## Testo estratto
==========

Preghiera e missione
Gesù esce al mattino quando è ancora buio e va fuori dalla città, in un luogo disabitato, e là “pregava” (v. 35). L’atteggiamento “orante” di Gesù evidenzia la relazione del Figlio con Dio Padre, come anche negli altri vangeli. In Marco il pregare di Gesù scandisce i momenti di passaggio della sua vita e della sua missione. Qui la preghiera porta alla decisione che Gesù, con fermezza, comunica ai suoi discepoli. Alla loro affermazione: “Tutti ti cercano” (v. 37) egli risponde: “Andiamocene altrove, nei villaggi vicini, perché io predichi anche là, per questo infatti sono venuto” (v. 38).
La preghiera è così all’origine della missione, espressione del suo libero amore per portare il Vangelo di Dio. Al desiderio di “tutti” che torni a Cafarnao, Gesù rivela la sua decisione maturata nella preghiera, comunicata ai discepoli, di continuare il suo itinerario, e invita i suoi ad andare con lui. Si tratta di brani che nella loro bellezza mostrano la fedeltà di Gesù al Padre e la difficoltà che sperimentano sia i suoi seguaci, sia le altre persone nel cambiare le proprie categorie.

==========

## Esercizi
1 – Nel testo su preghiera e missione, dove va Gesù al mattino per pregare?
2 – Riprendi il testo su preghiera e missione di Gesù e continualo dopo la sua ultima frase.
Il materiale qui non ha alcun ruolo.

==========

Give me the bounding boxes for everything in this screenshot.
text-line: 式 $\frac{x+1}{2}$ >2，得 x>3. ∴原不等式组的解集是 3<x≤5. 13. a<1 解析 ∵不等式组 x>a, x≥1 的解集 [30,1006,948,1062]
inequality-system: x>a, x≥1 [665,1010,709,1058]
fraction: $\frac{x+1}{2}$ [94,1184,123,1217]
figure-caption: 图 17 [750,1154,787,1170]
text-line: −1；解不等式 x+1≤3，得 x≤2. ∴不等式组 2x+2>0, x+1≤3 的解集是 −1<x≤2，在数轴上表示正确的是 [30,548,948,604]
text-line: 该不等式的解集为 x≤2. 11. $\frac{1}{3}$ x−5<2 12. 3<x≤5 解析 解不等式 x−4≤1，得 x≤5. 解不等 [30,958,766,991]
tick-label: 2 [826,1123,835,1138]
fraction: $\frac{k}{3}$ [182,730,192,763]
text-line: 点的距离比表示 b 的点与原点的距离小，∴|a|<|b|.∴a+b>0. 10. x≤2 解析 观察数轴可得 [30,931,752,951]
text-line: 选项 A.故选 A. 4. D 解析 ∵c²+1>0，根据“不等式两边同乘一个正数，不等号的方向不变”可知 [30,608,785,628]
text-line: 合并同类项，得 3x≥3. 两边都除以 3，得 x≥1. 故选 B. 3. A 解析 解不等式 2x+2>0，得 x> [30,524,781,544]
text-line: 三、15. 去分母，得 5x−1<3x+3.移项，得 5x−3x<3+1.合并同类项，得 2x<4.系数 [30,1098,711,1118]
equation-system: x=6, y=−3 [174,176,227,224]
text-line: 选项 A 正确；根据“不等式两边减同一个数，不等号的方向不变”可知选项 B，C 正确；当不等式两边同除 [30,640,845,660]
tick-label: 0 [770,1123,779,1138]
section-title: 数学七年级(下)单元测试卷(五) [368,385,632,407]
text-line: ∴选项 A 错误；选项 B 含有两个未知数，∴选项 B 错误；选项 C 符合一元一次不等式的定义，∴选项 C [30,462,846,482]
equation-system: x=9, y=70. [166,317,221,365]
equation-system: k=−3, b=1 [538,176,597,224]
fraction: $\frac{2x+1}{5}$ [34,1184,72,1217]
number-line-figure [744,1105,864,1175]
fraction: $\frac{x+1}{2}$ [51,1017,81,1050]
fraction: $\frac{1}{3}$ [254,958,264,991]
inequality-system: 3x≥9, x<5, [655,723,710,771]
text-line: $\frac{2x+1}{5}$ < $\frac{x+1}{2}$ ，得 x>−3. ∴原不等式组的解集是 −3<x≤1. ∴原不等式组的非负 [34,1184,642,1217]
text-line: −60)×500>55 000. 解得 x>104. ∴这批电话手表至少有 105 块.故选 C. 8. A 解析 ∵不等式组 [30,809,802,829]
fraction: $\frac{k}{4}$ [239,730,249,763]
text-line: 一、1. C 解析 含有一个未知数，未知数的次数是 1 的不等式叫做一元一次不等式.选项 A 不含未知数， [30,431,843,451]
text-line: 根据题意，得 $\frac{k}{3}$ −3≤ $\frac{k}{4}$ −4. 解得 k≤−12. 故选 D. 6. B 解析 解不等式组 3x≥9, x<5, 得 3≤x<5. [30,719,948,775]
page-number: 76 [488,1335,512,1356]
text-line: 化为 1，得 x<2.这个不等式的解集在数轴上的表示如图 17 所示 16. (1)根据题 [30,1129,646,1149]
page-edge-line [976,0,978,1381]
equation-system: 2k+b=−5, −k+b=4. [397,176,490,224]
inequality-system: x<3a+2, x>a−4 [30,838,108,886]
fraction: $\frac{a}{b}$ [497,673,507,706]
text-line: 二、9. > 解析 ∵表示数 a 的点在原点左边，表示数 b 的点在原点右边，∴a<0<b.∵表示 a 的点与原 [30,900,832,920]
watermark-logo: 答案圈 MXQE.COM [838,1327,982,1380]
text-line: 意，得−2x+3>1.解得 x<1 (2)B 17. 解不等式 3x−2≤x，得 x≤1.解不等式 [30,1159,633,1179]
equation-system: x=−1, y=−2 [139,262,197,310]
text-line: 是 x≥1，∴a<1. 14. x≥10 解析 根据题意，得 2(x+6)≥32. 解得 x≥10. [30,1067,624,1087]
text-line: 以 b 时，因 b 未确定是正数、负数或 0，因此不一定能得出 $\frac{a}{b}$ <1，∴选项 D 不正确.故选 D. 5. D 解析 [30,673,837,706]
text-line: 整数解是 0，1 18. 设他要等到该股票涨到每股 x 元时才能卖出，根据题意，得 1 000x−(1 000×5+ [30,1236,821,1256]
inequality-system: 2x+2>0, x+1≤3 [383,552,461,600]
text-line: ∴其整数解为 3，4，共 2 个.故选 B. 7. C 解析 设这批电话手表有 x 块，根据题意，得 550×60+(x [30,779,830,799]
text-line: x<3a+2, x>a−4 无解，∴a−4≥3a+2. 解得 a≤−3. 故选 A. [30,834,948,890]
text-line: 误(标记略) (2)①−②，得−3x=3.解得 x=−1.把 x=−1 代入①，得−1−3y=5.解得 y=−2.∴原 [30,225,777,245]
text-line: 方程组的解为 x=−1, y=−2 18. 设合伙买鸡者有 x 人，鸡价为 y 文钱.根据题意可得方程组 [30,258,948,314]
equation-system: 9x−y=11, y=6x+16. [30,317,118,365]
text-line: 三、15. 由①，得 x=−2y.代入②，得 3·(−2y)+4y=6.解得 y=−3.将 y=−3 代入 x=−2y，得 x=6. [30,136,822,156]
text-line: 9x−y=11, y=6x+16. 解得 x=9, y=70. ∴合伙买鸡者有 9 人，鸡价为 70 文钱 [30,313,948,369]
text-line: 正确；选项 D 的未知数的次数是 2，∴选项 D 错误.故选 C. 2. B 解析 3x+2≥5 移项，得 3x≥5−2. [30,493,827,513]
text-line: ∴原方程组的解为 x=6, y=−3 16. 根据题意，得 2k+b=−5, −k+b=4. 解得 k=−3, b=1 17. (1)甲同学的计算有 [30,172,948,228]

==========

## Risposte
1 – Fuori dalla città, in un luogo disabitato.

2 –
Deve far riflettere la “pedagogia” del Maestro, che alza il livello del suo annuncio e della richiesta in merito alla nostra risposta nei suoi confronti. In Gesù c’è qualcosa che va oltre, un mistero che affascina e porta le persone a cercarlo. Lui prega, decide di sottrarsi all’entusiasmo delle folle: l’itinerario di rivelazione è solo cominciato. Chi è Gesù e perché ci ama in modo così inimmaginabile, da accompagnarci nella scoperta graduale e paziente di sé, fino all’incontro personale con lui come figli nel Figlio?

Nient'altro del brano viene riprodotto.